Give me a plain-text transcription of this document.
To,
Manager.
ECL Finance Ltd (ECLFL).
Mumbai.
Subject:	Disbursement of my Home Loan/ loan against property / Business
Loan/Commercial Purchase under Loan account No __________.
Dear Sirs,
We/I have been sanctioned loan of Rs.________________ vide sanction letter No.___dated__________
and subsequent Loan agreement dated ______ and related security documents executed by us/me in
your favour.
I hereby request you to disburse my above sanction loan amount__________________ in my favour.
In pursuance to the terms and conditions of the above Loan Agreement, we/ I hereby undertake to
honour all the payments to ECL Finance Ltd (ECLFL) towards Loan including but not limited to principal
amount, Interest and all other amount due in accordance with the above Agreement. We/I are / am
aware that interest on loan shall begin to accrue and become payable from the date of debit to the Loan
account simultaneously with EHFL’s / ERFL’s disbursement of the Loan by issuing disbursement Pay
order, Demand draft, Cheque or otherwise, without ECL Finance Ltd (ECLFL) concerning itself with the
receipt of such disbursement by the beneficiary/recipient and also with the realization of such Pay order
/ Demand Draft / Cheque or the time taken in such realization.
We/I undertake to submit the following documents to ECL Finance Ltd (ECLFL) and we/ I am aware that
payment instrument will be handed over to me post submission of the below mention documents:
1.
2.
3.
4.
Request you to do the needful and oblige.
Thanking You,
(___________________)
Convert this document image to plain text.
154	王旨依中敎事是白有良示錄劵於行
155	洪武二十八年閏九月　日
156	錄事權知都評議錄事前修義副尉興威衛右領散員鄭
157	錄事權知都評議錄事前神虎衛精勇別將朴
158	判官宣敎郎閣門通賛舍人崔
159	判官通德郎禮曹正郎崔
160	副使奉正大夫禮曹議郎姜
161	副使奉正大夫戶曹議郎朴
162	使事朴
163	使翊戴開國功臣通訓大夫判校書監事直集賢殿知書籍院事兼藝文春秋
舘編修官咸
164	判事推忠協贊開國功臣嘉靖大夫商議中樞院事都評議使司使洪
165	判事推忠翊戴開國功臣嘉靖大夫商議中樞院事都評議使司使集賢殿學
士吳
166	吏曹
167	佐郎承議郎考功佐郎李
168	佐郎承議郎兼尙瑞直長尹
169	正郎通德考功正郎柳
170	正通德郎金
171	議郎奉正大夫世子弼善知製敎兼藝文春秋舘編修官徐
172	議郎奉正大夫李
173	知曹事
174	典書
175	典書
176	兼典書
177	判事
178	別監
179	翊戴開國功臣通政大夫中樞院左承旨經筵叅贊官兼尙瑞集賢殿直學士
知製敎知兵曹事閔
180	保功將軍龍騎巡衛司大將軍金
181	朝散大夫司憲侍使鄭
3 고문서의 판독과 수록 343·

**Objective:**
Copy out the whole listing exactly as written.

**Reply:**
Give me a plain-text transcription of this document.
To,
Manager.
ECL Finance Ltd (ECLFL).
Mumbai.
Subject:	Disbursement of my Home Loan/ loan against property / Business
Loan/Commercial Purchase under Loan account No __________.
Dear Sirs,
We/I have been sanctioned loan of Rs.________________ vide sanction letter No.___dated__________
and subsequent Loan agreement dated ______ and related security documents executed by us/me in
your favour.
I hereby request you to disburse my above sanction loan amount__________________ in my favour.
In pursuance to the terms and conditions of the above Loan Agreement, we/ I hereby undertake to
honour all the payments to ECL Finance Ltd (ECLFL) towards Loan including but not limited to principal
amount, Interest and all other amount due in accordance with the above Agreement. We/I are / am
aware that interest on loan shall begin to accrue and become payable from the date of debit to the Loan
account simultaneously with EHFL’s / ERFL’s disbursement of the Loan by issuing disbursement Pay
order, Demand draft, Cheque or otherwise, without ECL Finance Ltd (ECLFL) concerning itself with the
receipt of such disbursement by the beneficiary/recipient and also with the realization of such Pay order
/ Demand Draft / Cheque or the time taken in such realization.
We/I undertake to submit the following documents to ECL Finance Ltd (ECLFL) and we/ I am aware that
payment instrument will be handed over to me post submission of the below mention documents:
1.
2.
3.
4.
Request you to do the needful and oblige.
Thanking You,
(___________________)
Convert this document image to plain text.
154	王旨依中敎事是白有良示錄劵於行
155	洪武二十八年閏九月　日
156	錄事權知都評議錄事前修義副尉興威衛右領散員鄭
157	錄事權知都評議錄事前神虎衛精勇別將朴
158	判官宣敎郎閣門通賛舍人崔
159	判官通德郎禮曹正郎崔
160	副使奉正大夫禮曹議郎姜
161	副使奉正大夫戶曹議郎朴
162	使事朴
163	使翊戴開國功臣通訓大夫判校書監事直集賢殿知書籍院事兼藝文春秋
舘編修官咸
164	判事推忠協贊開國功臣嘉靖大夫商議中樞院事都評議使司使洪
165	判事推忠翊戴開國功臣嘉靖大夫商議中樞院事都評議使司使集賢殿學
士吳
166	吏曹
167	佐郎承議郎考功佐郎李
168	佐郎承議郎兼尙瑞直長尹
169	正郎通德考功正郎柳
170	正通德郎金
171	議郎奉正大夫世子弼善知製敎兼藝文春秋舘編修官徐
172	議郎奉正大夫李
173	知曹事
174	典書
175	典書
176	兼典書
177	判事
178	別監
179	翊戴開國功臣通政大夫中樞院左承旨經筵叅贊官兼尙瑞集賢殿直學士
知製敎知兵曹事閔
180	保功將軍龍騎巡衛司大將軍金
181	朝散大夫司憲侍使鄭
3 고문서의 판독과 수록 343·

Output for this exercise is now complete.